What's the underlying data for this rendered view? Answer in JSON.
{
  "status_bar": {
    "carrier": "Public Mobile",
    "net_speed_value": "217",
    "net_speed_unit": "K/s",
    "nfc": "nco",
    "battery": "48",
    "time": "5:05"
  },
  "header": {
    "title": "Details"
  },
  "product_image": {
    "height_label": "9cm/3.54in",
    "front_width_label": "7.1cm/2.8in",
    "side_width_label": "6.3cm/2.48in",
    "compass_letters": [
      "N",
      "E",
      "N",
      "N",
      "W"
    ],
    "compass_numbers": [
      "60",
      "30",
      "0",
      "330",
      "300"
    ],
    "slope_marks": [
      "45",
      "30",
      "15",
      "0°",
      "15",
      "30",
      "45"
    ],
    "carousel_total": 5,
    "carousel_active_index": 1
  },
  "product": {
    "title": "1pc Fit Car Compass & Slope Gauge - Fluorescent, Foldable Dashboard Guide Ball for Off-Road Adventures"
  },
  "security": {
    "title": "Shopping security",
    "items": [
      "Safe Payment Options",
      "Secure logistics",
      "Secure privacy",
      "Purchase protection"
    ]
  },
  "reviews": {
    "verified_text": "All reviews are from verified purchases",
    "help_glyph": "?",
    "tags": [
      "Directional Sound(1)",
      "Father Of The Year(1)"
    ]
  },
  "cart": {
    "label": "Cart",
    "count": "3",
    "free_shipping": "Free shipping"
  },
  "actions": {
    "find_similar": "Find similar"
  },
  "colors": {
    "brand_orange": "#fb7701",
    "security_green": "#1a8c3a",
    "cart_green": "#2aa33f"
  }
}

• _Task brief_: Select and copy each line from the data that includes the word "title".

• _Answer_:
    "title": "Details"
    "title": "1pc Fit Car Compass & Slope Gauge - Fluorescent, Foldable Dashboard Guide Ball for Off-Road Adventures"
    "title": "Shopping security",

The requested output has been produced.